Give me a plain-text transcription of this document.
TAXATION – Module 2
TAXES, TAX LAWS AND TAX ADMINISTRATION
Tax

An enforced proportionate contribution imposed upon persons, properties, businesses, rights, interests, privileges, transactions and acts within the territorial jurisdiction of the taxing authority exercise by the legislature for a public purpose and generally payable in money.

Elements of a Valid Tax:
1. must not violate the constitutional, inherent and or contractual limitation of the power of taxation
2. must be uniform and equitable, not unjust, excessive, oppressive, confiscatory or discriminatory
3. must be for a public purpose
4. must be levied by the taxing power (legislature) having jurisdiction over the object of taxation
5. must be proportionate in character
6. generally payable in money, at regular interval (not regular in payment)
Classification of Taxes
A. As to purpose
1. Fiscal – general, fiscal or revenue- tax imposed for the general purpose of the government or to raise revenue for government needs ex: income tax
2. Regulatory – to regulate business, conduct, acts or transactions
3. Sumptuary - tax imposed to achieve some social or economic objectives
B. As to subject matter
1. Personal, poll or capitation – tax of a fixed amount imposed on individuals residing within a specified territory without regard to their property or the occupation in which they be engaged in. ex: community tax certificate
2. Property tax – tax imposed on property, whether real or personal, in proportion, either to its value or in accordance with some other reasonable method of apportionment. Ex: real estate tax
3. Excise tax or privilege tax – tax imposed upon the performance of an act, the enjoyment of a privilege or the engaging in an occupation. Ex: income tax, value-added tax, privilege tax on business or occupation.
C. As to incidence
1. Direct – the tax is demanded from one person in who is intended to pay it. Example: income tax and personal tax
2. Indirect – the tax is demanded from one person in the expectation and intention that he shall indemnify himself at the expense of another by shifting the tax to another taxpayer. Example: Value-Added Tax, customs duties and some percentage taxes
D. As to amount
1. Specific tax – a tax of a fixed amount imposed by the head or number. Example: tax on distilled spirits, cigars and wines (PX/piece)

******

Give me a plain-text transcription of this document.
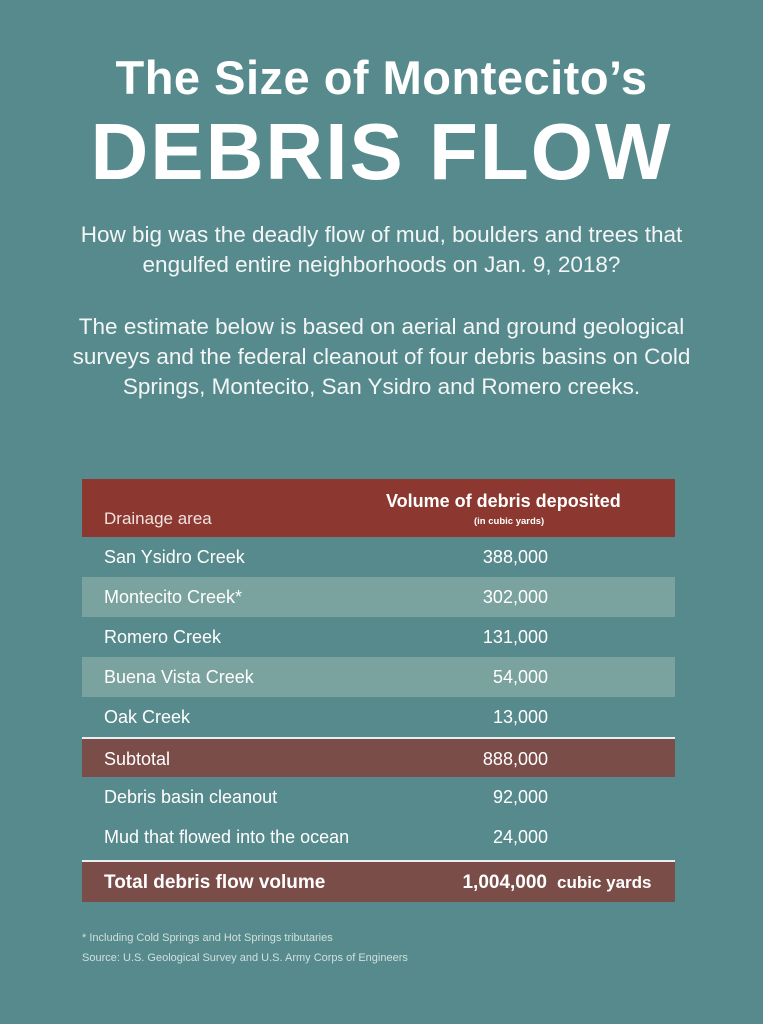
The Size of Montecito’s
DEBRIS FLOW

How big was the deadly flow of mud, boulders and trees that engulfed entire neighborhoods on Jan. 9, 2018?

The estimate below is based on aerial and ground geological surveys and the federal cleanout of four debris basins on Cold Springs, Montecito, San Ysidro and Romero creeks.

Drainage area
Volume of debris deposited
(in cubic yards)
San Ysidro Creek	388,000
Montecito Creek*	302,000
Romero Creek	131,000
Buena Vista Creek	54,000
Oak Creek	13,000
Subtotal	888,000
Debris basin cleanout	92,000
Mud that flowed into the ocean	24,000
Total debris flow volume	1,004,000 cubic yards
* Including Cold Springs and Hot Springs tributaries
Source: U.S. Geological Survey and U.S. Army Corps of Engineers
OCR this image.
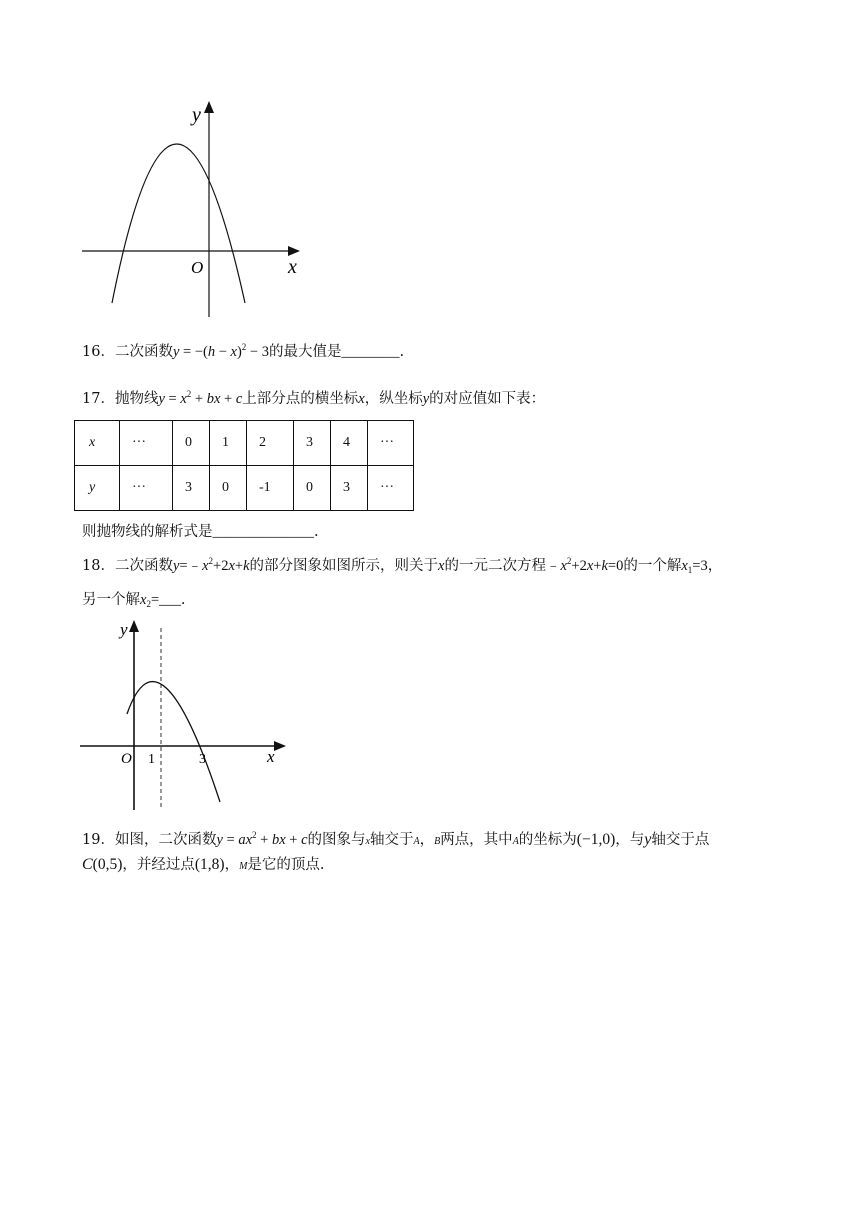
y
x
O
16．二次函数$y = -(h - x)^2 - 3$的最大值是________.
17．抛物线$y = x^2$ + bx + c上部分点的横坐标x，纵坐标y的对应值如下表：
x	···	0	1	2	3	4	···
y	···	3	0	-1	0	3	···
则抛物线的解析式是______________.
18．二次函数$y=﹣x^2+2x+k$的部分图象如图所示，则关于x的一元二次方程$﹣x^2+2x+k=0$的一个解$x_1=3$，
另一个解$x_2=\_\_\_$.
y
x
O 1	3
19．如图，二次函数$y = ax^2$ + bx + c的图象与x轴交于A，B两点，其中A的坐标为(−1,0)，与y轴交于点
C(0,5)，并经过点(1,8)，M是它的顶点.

******

*Aim of the exercise:*
Look through the records and gather every line containing "Cold".

*Final result:*
The estimate below is based on aerial and ground geological surveys and the federal cleanout of four debris basins on Cold Springs, Montecito, San Ysidro and Romero creeks.
* Including Cold Springs and Hot Springs tributaries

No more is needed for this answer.